--- Record extracts ---

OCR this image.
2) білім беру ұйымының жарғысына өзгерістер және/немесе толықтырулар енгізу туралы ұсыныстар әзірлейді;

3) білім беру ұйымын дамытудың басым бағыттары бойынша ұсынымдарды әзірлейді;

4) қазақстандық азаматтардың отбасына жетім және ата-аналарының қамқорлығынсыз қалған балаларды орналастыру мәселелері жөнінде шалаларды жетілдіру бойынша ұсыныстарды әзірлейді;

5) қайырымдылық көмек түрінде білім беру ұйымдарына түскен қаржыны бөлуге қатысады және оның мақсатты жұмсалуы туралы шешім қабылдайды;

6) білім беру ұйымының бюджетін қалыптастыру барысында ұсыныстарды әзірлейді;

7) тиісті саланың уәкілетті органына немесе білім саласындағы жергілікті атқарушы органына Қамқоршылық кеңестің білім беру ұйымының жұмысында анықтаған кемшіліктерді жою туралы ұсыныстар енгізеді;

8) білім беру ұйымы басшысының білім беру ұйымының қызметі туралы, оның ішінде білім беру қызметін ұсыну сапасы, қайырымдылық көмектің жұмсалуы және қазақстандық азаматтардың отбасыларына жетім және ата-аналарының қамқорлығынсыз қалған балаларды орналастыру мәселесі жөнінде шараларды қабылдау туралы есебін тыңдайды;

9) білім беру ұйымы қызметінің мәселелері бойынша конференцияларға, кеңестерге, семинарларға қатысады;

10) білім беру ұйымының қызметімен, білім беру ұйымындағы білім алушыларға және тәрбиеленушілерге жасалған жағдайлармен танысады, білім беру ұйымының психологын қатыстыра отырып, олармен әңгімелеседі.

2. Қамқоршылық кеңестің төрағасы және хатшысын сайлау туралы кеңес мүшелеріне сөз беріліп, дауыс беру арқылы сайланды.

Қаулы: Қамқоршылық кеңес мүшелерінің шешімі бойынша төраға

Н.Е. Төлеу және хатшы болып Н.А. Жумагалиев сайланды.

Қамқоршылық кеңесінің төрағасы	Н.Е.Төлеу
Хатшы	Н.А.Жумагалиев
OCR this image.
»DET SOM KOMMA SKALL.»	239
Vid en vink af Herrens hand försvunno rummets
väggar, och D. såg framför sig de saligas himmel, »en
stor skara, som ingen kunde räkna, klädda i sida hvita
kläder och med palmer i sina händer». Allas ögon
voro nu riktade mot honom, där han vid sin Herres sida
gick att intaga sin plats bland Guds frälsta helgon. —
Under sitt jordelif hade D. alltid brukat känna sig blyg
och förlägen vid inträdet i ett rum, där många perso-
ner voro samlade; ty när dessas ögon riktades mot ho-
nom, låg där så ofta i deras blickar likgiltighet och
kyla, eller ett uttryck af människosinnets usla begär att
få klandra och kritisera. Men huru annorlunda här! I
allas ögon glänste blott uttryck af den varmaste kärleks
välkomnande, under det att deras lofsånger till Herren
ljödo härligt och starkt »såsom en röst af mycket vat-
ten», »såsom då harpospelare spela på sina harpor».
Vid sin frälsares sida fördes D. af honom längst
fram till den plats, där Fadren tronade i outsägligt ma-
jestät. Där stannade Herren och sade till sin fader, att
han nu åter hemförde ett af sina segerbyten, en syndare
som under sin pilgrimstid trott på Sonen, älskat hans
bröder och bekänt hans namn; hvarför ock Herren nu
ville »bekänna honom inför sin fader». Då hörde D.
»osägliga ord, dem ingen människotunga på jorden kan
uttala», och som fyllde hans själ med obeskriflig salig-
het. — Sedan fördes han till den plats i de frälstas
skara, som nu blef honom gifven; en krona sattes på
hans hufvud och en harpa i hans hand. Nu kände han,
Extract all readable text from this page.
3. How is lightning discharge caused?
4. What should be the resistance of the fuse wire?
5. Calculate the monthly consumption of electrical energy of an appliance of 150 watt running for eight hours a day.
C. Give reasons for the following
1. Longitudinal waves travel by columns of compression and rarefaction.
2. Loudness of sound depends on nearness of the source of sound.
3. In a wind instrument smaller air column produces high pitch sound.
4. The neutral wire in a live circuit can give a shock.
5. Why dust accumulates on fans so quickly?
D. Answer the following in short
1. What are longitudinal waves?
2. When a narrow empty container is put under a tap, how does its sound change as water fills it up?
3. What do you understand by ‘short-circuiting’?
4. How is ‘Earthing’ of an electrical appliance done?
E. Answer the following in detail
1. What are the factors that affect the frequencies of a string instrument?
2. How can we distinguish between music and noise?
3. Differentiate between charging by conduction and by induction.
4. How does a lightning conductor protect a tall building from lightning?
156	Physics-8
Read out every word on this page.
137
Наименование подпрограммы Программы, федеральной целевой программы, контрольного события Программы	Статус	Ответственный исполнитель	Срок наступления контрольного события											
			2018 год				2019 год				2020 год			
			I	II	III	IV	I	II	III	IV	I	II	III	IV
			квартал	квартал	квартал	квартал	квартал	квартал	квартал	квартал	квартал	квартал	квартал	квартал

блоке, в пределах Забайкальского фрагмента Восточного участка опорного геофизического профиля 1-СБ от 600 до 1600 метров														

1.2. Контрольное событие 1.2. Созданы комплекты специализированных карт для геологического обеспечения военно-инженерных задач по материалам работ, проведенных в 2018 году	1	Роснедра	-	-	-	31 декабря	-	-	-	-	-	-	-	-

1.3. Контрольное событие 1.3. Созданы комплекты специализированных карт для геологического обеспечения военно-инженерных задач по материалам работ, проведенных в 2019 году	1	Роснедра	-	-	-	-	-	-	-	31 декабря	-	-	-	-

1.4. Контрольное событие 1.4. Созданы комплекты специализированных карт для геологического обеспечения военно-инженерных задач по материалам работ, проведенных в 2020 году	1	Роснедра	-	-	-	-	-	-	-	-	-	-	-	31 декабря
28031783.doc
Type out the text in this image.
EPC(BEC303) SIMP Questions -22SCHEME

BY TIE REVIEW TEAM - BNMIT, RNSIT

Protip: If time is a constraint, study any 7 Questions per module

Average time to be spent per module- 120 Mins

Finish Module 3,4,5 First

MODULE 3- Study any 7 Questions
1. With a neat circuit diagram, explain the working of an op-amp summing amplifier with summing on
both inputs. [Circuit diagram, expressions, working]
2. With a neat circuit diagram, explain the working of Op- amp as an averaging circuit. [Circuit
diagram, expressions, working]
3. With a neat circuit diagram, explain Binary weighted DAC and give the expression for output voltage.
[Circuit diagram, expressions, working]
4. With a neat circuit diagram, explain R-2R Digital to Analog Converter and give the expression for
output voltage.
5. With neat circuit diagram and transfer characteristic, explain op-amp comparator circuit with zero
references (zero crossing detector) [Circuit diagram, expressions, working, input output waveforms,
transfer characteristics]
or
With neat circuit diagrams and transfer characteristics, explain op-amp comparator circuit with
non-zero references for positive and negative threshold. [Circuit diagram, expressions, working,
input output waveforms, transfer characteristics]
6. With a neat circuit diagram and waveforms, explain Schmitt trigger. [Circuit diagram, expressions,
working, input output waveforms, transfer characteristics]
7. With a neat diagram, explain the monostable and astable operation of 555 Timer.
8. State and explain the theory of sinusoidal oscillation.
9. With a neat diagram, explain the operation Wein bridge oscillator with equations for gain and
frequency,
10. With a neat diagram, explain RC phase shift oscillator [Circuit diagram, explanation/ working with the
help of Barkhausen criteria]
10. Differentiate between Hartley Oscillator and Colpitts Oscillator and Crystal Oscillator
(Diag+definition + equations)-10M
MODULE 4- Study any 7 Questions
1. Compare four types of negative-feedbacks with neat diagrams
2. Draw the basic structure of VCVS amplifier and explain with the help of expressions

---

• Your task
Using the listing above, please repeat every entry exactly.

• The response
OCR this image.
2) білім беру ұйымының жарғысына өзгерістер және/немесе толықтырулар енгізу туралы ұсыныстар әзірлейді;

3) білім беру ұйымын дамытудың басым бағыттары бойынша ұсынымдарды әзірлейді;

4) қазақстандық азаматтардың отбасына жетім және ата-аналарының қамқорлығынсыз қалған балаларды орналастыру мәселелері жөнінде шалаларды жетілдіру бойынша ұсыныстарды әзірлейді;

5) қайырымдылық көмек түрінде білім беру ұйымдарына түскен қаржыны бөлуге қатысады және оның мақсатты жұмсалуы туралы шешім қабылдайды;

6) білім беру ұйымының бюджетін қалыптастыру барысында ұсыныстарды әзірлейді;

7) тиісті саланың уәкілетті органына немесе білім саласындағы жергілікті атқарушы органына Қамқоршылық кеңестің білім беру ұйымының жұмысында анықтаған кемшіліктерді жою туралы ұсыныстар енгізеді;

8) білім беру ұйымы басшысының білім беру ұйымының қызметі туралы, оның ішінде білім беру қызметін ұсыну сапасы, қайырымдылық көмектің жұмсалуы және қазақстандық азаматтардың отбасыларына жетім және ата-аналарының қамқорлығынсыз қалған балаларды орналастыру мәселесі жөнінде шараларды қабылдау туралы есебін тыңдайды;

9) білім беру ұйымы қызметінің мәселелері бойынша конференцияларға, кеңестерге, семинарларға қатысады;

10) білім беру ұйымының қызметімен, білім беру ұйымындағы білім алушыларға және тәрбиеленушілерге жасалған жағдайлармен танысады, білім беру ұйымының психологын қатыстыра отырып, олармен әңгімелеседі.

2. Қамқоршылық кеңестің төрағасы және хатшысын сайлау туралы кеңес мүшелеріне сөз беріліп, дауыс беру арқылы сайланды.

Қаулы: Қамқоршылық кеңес мүшелерінің шешімі бойынша төраға

Н.Е. Төлеу және хатшы болып Н.А. Жумагалиев сайланды.

Қамқоршылық кеңесінің төрағасы	Н.Е.Төлеу
Хатшы	Н.А.Жумагалиев
OCR this image.
»DET SOM KOMMA SKALL.»	239
Vid en vink af Herrens hand försvunno rummets
väggar, och D. såg framför sig de saligas himmel, »en
stor skara, som ingen kunde räkna, klädda i sida hvita
kläder och med palmer i sina händer». Allas ögon
voro nu riktade mot honom, där han vid sin Herres sida
gick att intaga sin plats bland Guds frälsta helgon. —
Under sitt jordelif hade D. alltid brukat känna sig blyg
och förlägen vid inträdet i ett rum, där många perso-
ner voro samlade; ty när dessas ögon riktades mot ho-
nom, låg där så ofta i deras blickar likgiltighet och
kyla, eller ett uttryck af människosinnets usla begär att
få klandra och kritisera. Men huru annorlunda här! I
allas ögon glänste blott uttryck af den varmaste kärleks
välkomnande, under det att deras lofsånger till Herren
ljödo härligt och starkt »såsom en röst af mycket vat-
ten», »såsom då harpospelare spela på sina harpor».
Vid sin frälsares sida fördes D. af honom längst
fram till den plats, där Fadren tronade i outsägligt ma-
jestät. Där stannade Herren och sade till sin fader, att
han nu åter hemförde ett af sina segerbyten, en syndare
som under sin pilgrimstid trott på Sonen, älskat hans
bröder och bekänt hans namn; hvarför ock Herren nu
ville »bekänna honom inför sin fader». Då hörde D.
»osägliga ord, dem ingen människotunga på jorden kan
uttala», och som fyllde hans själ med obeskriflig salig-
het. — Sedan fördes han till den plats i de frälstas
skara, som nu blef honom gifven; en krona sattes på
hans hufvud och en harpa i hans hand. Nu kände han,
Extract all readable text from this page.
3. How is lightning discharge caused?
4. What should be the resistance of the fuse wire?
5. Calculate the monthly consumption of electrical energy of an appliance of 150 watt running for eight hours a day.
C. Give reasons for the following
1. Longitudinal waves travel by columns of compression and rarefaction.
2. Loudness of sound depends on nearness of the source of sound.
3. In a wind instrument smaller air column produces high pitch sound.
4. The neutral wire in a live circuit can give a shock.
5. Why dust accumulates on fans so quickly?
D. Answer the following in short
1. What are longitudinal waves?
2. When a narrow empty container is put under a tap, how does its sound change as water fills it up?
3. What do you understand by ‘short-circuiting’?
4. How is ‘Earthing’ of an electrical appliance done?
E. Answer the following in detail
1. What are the factors that affect the frequencies of a string instrument?
2. How can we distinguish between music and noise?
3. Differentiate between charging by conduction and by induction.
4. How does a lightning conductor protect a tall building from lightning?
156	Physics-8
Read out every word on this page.
137
Наименование подпрограммы Программы, федеральной целевой программы, контрольного события Программы	Статус	Ответственный исполнитель	Срок наступления контрольного события											
			2018 год				2019 год				2020 год			
			I	II	III	IV	I	II	III	IV	I	II	III	IV
			квартал	квартал	квартал	квартал	квартал	квартал	квартал	квартал	квартал	квартал	квартал	квартал

блоке, в пределах Забайкальского фрагмента Восточного участка опорного геофизического профиля 1-СБ от 600 до 1600 метров														

1.2. Контрольное событие 1.2. Созданы комплекты специализированных карт для геологического обеспечения военно-инженерных задач по материалам работ, проведенных в 2018 году	1	Роснедра	-	-	-	31 декабря	-	-	-	-	-	-	-	-

1.3. Контрольное событие 1.3. Созданы комплекты специализированных карт для геологического обеспечения военно-инженерных задач по материалам работ, проведенных в 2019 году	1	Роснедра	-	-	-	-	-	-	-	31 декабря	-	-	-	-

1.4. Контрольное событие 1.4. Созданы комплекты специализированных карт для геологического обеспечения военно-инженерных задач по материалам работ, проведенных в 2020 году	1	Роснедра	-	-	-	-	-	-	-	-	-	-	-	31 декабря
28031783.doc
Type out the text in this image.
EPC(BEC303) SIMP Questions -22SCHEME

BY TIE REVIEW TEAM - BNMIT, RNSIT

Protip: If time is a constraint, study any 7 Questions per module

Average time to be spent per module- 120 Mins

Finish Module 3,4,5 First

MODULE 3- Study any 7 Questions
1. With a neat circuit diagram, explain the working of an op-amp summing amplifier with summing on
both inputs. [Circuit diagram, expressions, working]
2. With a neat circuit diagram, explain the working of Op- amp as an averaging circuit. [Circuit
diagram, expressions, working]
3. With a neat circuit diagram, explain Binary weighted DAC and give the expression for output voltage.
[Circuit diagram, expressions, working]
4. With a neat circuit diagram, explain R-2R Digital to Analog Converter and give the expression for
output voltage.
5. With neat circuit diagram and transfer characteristic, explain op-amp comparator circuit with zero
references (zero crossing detector) [Circuit diagram, expressions, working, input output waveforms,
transfer characteristics]
or
With neat circuit diagrams and transfer characteristics, explain op-amp comparator circuit with
non-zero references for positive and negative threshold. [Circuit diagram, expressions, working,
input output waveforms, transfer characteristics]
6. With a neat circuit diagram and waveforms, explain Schmitt trigger. [Circuit diagram, expressions,
working, input output waveforms, transfer characteristics]
7. With a neat diagram, explain the monostable and astable operation of 555 Timer.
8. State and explain the theory of sinusoidal oscillation.
9. With a neat diagram, explain the operation Wein bridge oscillator with equations for gain and
frequency,
10. With a neat diagram, explain RC phase shift oscillator [Circuit diagram, explanation/ working with the
help of Barkhausen criteria]
10. Differentiate between Hartley Oscillator and Colpitts Oscillator and Crystal Oscillator
(Diag+definition + equations)-10M
MODULE 4- Study any 7 Questions
1. Compare four types of negative-feedbacks with neat diagrams
2. Draw the basic structure of VCVS amplifier and explain with the help of expressions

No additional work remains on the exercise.